» **What needs to be done**
Reproduce word for word the stretch of the comment thread on pretty towns and art museums from "And the picture" through "then did impressionists.".

» **Text provided**
I looked through that list of prettiest towns; there must be prettier towns in California than Carmel-By-The-Sea. I agreed with the choice of Bloomington, Indiana. I may be biased though, since I grew up there.
Ken
@NotMax: About half the pictures aren’t “this town is pretty” as “if you go a couple miles out of town, the scenery is pretty.”
And the picture for Hermann MO is ridiculous. I’ve been there, they could have shown the view over the Missouri River or the vineyards; why a pair of empty railroad tracks?
sab
@debbie: Lol. My sister is an art historian. When we would go to a museum she and my dad would spend all day in one gallery while the rest of us saw every gallery and also ate lunch.
J R in WV
On my last visit to Manhattan, NYC, with friends, we booked an art history professor for our visit to the Metropolitan Museum of Art, which included her taking us to the “club restaurant” for brunch after spending 6 hours on guided tour. We started with Greek and Roman art from long ago, worked through Renaissance art masters, then did impressionists.
After she took off and the brunch with wine, we visited other wings of great stuff, arms and armor on horses, from Japan and Europe, Unguided strolling — the majority of their art is either donated private collections willed to the museum or on more-or-less permanent loan from owners. Amazing what people can collect when money is of no import. And all the NYC museums have Sackler wings from the opioid magnate families…
Was probably the best museum visit we had ever had, guide knew not only all the art on display, she knew most of the art in storage in vaults as well. By the brush stroke, and who each artist studied to begin their careers. Total geek genius on art history, worth every cent they charged for her service. Was the week before Thanksgiving week, almost no tourists The Empire State Building had no lines for anything, and the museum crowds were mostly locals.
The Golux
@SiubhanDuinne:
Yes, indeed. Several years ago, we went to see an exhibit of Monet’s water lilies at the Wadsworth Atheneum in Hartford, and (a) they were huge, and (b) the texture of the paint was astonishing. Incredibly thick. It really made you admire Monet’s ability to visualize the end result as he was applying the layers.
No way a computer image could do it justice.
StringOnAStick
There was a copy of Guernica on the wall my undergrad college snack bar, full sized. I looked at it nearly every week day for 4.5 years since that’s where I did most of my studying. I think it made me even more liberal and anti-war than I already was.

» **Raw data**
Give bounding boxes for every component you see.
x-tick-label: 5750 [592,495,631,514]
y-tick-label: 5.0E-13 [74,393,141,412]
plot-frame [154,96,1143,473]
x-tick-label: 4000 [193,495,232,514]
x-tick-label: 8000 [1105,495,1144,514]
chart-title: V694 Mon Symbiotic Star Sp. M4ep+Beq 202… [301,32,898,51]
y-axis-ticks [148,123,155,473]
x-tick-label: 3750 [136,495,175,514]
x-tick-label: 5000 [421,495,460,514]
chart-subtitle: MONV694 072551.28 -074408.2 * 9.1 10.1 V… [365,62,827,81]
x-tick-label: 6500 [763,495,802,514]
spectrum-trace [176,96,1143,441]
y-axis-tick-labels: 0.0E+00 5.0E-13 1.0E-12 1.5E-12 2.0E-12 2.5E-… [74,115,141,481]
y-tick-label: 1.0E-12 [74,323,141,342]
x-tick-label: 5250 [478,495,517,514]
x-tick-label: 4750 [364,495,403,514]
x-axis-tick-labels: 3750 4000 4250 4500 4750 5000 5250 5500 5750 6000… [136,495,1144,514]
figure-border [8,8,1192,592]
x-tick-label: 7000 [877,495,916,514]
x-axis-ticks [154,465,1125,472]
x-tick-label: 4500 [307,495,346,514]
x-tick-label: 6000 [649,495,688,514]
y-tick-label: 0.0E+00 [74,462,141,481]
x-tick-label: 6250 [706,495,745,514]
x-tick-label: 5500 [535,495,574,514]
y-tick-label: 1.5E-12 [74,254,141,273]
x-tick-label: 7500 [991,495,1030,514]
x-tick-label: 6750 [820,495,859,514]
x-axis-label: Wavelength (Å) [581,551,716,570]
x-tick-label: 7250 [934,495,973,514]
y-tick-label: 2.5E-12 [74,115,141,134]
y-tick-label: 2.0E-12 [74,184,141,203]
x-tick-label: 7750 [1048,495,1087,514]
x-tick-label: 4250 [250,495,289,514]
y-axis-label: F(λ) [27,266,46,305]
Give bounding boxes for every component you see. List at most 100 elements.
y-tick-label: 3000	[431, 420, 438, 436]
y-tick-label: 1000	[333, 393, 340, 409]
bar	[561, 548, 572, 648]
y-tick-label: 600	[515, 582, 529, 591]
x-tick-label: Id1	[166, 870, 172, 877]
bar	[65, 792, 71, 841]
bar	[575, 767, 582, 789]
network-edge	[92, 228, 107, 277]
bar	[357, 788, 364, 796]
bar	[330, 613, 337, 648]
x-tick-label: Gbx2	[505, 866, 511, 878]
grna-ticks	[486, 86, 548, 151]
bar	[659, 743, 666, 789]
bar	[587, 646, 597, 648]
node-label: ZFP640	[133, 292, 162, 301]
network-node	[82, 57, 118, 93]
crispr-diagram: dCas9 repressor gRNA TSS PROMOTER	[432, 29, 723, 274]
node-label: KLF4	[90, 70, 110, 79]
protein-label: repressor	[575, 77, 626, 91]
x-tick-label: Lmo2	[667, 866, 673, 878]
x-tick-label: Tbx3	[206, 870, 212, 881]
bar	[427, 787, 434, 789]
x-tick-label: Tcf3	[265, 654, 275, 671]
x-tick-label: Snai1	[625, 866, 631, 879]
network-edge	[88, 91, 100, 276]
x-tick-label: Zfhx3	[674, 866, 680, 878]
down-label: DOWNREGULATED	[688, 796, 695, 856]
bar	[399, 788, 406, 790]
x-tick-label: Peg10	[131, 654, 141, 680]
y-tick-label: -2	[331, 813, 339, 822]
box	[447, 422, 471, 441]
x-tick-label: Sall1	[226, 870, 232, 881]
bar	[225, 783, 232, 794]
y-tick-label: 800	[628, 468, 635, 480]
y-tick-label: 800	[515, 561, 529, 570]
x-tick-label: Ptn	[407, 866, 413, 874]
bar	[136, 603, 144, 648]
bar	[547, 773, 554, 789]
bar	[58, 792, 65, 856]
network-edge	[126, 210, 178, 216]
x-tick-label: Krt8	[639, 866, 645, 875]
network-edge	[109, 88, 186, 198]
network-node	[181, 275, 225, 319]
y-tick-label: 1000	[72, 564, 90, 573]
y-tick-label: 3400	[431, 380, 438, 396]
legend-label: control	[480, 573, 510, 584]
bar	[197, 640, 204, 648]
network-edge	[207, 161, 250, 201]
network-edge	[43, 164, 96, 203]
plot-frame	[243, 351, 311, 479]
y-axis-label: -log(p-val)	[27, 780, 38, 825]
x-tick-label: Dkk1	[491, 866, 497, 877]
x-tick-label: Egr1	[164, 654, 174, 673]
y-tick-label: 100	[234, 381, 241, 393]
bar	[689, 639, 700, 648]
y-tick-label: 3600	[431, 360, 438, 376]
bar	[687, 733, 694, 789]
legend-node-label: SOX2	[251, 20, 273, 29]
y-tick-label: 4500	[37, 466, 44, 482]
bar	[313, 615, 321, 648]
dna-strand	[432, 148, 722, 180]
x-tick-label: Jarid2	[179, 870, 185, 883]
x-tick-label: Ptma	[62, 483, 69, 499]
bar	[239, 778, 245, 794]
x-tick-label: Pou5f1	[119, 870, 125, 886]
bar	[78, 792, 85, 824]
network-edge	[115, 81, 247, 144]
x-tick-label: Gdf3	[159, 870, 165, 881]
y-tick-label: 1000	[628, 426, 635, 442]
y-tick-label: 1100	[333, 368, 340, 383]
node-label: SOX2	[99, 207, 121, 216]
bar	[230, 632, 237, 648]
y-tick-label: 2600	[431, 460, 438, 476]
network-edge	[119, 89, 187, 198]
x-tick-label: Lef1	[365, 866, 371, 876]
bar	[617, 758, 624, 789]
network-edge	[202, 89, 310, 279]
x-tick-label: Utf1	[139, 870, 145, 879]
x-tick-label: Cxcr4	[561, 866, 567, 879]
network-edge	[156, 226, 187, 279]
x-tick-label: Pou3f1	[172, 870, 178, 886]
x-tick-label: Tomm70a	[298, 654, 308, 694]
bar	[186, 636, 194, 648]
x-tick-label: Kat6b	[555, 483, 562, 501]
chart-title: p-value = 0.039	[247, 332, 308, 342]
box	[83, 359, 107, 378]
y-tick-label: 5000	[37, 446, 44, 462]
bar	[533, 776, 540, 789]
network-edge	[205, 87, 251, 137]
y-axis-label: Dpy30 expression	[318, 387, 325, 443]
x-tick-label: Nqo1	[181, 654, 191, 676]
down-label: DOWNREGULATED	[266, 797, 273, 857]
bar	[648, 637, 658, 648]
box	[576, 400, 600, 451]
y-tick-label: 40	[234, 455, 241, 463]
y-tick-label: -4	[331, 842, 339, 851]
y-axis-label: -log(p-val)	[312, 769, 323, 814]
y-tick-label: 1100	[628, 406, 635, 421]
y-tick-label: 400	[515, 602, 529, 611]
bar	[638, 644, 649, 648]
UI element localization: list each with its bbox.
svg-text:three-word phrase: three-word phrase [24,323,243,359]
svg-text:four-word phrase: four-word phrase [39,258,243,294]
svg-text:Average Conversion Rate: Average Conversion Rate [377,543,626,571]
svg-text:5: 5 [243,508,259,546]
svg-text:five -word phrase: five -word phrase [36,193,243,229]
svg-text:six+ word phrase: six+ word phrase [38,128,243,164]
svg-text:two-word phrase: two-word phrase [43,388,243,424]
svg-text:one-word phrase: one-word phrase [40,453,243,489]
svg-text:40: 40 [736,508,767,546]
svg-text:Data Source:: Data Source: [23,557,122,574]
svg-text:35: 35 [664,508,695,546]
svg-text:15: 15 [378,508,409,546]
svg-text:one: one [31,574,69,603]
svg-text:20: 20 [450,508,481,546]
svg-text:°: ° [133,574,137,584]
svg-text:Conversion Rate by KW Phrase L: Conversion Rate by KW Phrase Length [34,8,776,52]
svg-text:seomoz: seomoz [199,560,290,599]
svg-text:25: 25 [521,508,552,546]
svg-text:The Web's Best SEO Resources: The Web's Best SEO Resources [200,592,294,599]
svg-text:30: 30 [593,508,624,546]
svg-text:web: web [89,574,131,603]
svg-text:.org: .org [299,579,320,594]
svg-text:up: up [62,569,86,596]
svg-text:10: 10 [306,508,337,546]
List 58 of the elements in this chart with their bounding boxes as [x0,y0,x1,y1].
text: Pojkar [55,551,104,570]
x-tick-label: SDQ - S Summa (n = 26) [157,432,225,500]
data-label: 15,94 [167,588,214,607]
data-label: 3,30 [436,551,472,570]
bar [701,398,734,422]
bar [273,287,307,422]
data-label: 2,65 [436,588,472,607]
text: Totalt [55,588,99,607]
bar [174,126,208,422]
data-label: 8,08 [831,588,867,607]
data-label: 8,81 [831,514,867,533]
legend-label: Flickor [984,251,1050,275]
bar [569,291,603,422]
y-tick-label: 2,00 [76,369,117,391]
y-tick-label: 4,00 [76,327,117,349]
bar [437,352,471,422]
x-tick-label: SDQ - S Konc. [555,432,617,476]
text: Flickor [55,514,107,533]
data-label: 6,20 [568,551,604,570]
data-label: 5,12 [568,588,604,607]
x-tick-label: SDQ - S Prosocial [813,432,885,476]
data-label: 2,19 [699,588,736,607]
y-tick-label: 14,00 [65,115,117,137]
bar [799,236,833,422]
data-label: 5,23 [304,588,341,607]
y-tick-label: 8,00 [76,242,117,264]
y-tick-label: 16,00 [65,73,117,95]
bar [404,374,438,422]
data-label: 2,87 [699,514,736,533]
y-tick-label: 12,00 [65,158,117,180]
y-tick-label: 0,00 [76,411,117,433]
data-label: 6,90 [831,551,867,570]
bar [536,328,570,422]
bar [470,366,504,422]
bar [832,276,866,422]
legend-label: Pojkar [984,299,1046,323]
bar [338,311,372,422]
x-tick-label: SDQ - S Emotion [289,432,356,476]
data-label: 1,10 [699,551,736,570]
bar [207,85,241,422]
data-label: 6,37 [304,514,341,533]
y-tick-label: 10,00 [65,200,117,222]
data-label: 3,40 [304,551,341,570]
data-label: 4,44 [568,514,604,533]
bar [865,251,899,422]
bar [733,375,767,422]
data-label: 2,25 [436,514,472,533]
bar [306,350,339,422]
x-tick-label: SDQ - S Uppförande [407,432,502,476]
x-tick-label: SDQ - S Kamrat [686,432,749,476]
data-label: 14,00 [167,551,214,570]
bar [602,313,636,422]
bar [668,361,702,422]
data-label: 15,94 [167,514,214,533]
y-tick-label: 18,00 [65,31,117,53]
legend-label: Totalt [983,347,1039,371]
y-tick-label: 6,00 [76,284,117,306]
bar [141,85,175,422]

» **Your solution**
And the picture for Hermann MO is ridiculous. I’ve been there, they could have shown the view over the Missouri River or the vineyards; why a pair of empty railroad tracks?
sab
@debbie: Lol. My sister is an art historian. When we would go to a museum she and my dad would spend all day in one gallery while the rest of us saw every gallery and also ate lunch.
J R in WV
On my last visit to Manhattan, NYC, with friends, we booked an art history professor for our visit to the Metropolitan Museum of Art, which included her taking us to the “club restaurant” for brunch after spending 6 hours on guided tour. We started with Greek and Roman art from long ago, worked through Renaissance art masters, then did impressionists.